(Items from a dataset)

==========

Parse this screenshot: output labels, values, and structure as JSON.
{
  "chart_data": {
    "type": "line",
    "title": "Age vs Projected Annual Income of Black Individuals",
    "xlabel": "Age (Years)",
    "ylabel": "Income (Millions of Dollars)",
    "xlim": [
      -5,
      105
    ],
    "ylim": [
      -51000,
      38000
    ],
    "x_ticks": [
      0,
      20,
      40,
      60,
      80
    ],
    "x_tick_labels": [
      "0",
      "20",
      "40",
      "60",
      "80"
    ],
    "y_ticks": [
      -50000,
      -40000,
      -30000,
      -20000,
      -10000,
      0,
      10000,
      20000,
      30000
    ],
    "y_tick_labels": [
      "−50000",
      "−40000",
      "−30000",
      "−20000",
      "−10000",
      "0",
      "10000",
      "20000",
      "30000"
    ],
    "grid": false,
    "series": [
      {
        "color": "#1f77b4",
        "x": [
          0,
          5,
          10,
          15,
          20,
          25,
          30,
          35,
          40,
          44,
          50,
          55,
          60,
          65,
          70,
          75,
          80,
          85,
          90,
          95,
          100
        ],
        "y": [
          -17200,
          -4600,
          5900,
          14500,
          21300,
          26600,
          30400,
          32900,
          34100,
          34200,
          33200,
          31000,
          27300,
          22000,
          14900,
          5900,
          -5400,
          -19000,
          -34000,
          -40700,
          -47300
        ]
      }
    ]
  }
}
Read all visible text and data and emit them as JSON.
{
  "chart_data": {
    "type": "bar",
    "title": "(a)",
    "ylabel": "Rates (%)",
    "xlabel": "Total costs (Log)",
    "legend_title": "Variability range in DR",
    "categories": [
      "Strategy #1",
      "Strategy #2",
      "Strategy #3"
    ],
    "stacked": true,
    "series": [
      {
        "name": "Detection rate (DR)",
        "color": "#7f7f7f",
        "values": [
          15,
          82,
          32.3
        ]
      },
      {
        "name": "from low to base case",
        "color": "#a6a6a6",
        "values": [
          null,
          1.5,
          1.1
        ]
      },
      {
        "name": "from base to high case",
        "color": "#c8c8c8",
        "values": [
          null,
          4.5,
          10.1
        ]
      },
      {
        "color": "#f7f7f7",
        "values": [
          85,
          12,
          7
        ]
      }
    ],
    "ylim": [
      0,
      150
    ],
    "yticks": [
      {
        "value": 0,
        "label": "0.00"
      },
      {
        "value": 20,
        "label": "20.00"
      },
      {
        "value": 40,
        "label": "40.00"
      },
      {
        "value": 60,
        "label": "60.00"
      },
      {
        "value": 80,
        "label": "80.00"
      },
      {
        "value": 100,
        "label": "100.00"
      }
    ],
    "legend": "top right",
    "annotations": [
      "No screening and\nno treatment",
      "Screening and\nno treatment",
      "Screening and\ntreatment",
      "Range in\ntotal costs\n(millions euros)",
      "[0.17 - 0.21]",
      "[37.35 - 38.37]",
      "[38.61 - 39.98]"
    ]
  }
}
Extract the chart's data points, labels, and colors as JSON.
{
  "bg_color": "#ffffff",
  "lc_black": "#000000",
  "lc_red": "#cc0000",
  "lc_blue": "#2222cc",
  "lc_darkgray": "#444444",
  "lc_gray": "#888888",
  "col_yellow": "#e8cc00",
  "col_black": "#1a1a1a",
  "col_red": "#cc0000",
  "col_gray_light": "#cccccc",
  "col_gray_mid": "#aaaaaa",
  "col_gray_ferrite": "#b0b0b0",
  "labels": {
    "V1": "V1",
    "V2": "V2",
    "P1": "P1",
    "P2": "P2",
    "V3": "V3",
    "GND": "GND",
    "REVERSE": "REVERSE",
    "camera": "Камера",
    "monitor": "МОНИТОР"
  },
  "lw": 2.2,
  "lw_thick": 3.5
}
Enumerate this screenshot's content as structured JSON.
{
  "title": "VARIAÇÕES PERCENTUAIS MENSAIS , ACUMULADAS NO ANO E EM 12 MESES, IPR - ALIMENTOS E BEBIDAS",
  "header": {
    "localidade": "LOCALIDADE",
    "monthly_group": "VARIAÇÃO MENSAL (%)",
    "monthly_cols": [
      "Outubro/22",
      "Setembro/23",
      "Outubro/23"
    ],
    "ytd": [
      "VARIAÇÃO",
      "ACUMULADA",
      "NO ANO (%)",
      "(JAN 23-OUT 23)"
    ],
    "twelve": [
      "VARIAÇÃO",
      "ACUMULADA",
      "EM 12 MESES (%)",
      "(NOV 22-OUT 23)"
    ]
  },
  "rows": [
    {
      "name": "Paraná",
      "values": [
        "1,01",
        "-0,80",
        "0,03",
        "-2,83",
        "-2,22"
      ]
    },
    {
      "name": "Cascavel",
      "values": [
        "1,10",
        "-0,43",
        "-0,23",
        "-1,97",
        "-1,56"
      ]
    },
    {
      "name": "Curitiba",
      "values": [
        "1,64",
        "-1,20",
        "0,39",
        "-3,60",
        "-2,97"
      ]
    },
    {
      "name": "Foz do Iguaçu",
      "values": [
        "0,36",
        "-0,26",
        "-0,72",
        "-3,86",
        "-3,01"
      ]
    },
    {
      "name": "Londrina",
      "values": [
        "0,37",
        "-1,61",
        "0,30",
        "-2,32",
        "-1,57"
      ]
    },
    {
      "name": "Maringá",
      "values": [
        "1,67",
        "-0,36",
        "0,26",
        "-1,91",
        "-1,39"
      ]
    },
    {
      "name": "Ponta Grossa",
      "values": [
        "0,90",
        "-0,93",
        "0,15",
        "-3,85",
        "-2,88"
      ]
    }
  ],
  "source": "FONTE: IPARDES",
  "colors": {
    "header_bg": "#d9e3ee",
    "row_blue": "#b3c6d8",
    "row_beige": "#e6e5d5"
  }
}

==========

- [Task to carry out]: State how many lines of the listing hold the string "screenshot"; reply with the number and nothing else.

- [Answer to this task]: 2